EXERCISE GOAL:
Filter the listing and keep only the lines with the word "watermark".

RECORDS SHOWN:

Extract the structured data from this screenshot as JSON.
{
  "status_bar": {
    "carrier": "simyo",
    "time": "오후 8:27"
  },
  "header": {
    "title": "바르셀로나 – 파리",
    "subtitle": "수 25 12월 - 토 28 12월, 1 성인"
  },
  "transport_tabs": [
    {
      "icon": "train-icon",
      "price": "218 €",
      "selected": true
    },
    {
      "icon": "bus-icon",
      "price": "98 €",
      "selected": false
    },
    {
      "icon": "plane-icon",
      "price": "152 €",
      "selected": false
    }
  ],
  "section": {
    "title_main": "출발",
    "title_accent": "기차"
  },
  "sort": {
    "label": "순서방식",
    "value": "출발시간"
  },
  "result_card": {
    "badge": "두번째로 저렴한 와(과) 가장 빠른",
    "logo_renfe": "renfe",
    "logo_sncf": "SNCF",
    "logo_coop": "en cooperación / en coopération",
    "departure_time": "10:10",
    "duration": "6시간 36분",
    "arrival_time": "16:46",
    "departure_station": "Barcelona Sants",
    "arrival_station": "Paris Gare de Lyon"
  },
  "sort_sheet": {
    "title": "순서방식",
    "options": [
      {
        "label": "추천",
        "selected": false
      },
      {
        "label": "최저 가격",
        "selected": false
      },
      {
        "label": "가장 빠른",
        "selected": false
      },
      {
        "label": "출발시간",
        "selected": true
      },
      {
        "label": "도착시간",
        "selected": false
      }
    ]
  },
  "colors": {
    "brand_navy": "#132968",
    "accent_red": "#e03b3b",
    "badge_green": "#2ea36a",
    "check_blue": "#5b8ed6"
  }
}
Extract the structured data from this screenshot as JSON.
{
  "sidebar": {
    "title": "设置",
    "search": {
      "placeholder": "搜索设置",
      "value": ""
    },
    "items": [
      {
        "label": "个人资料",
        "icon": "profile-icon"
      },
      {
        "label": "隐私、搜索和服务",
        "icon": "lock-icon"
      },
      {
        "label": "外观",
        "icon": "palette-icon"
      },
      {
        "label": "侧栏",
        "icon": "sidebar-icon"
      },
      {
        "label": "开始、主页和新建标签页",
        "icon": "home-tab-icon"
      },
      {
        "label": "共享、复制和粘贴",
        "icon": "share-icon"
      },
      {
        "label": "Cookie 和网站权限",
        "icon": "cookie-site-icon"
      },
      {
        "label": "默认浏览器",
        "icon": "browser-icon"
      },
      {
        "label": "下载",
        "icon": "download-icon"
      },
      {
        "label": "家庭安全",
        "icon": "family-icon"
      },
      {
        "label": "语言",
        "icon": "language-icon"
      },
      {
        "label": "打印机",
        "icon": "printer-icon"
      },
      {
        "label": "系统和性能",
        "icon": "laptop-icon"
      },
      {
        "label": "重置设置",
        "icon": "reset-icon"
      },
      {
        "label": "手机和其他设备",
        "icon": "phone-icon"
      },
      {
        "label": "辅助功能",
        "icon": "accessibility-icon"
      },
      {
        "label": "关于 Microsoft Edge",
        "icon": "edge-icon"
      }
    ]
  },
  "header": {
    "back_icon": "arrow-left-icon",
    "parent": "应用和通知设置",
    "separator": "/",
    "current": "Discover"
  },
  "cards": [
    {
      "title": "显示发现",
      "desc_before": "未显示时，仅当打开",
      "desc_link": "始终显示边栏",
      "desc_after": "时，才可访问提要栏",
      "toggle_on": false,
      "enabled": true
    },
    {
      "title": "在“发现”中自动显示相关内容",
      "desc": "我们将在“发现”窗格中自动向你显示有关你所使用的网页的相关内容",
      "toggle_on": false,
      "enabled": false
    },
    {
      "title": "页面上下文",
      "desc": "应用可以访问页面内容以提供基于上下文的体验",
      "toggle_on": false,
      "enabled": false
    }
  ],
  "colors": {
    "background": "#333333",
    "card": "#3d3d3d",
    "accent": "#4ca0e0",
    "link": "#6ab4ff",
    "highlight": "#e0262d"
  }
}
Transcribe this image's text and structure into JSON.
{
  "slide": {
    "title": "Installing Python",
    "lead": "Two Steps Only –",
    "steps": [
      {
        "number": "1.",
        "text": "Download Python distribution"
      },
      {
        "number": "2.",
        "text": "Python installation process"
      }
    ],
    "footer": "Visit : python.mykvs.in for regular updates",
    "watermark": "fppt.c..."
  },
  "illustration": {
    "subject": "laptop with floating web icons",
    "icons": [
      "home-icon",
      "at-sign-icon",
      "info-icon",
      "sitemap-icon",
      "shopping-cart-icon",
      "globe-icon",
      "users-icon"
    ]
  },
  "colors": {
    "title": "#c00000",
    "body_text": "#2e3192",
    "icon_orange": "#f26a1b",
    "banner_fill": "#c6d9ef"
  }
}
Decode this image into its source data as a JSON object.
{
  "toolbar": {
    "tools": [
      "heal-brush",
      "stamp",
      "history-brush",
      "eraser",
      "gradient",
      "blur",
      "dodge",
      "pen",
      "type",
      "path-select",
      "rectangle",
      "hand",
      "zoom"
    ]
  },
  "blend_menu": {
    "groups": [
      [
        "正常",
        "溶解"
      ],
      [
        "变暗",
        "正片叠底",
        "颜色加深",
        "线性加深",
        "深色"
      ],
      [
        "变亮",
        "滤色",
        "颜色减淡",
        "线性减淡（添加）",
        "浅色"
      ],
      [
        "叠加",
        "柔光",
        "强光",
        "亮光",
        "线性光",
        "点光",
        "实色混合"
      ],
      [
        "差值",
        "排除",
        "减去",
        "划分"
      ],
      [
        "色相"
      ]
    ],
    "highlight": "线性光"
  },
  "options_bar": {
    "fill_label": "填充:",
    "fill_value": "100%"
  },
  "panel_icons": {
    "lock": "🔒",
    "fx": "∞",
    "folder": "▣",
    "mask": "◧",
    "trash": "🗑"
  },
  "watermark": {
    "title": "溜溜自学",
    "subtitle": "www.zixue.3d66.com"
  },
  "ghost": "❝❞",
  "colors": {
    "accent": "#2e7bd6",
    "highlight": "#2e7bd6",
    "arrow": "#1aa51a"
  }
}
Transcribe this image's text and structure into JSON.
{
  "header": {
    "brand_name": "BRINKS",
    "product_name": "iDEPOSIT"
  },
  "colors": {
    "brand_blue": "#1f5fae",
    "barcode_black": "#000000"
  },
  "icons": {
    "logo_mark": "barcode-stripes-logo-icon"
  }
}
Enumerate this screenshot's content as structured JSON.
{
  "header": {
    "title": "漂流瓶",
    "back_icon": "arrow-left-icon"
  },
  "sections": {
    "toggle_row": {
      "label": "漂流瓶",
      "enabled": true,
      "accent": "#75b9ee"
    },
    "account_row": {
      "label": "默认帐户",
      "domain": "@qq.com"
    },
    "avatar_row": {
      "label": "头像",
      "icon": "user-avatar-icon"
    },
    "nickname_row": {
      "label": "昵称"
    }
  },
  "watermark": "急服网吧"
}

SOLUTION TO THE PROBLEM:
    "watermark": "fppt.c..."
  "watermark": {
  "watermark": "急服网吧"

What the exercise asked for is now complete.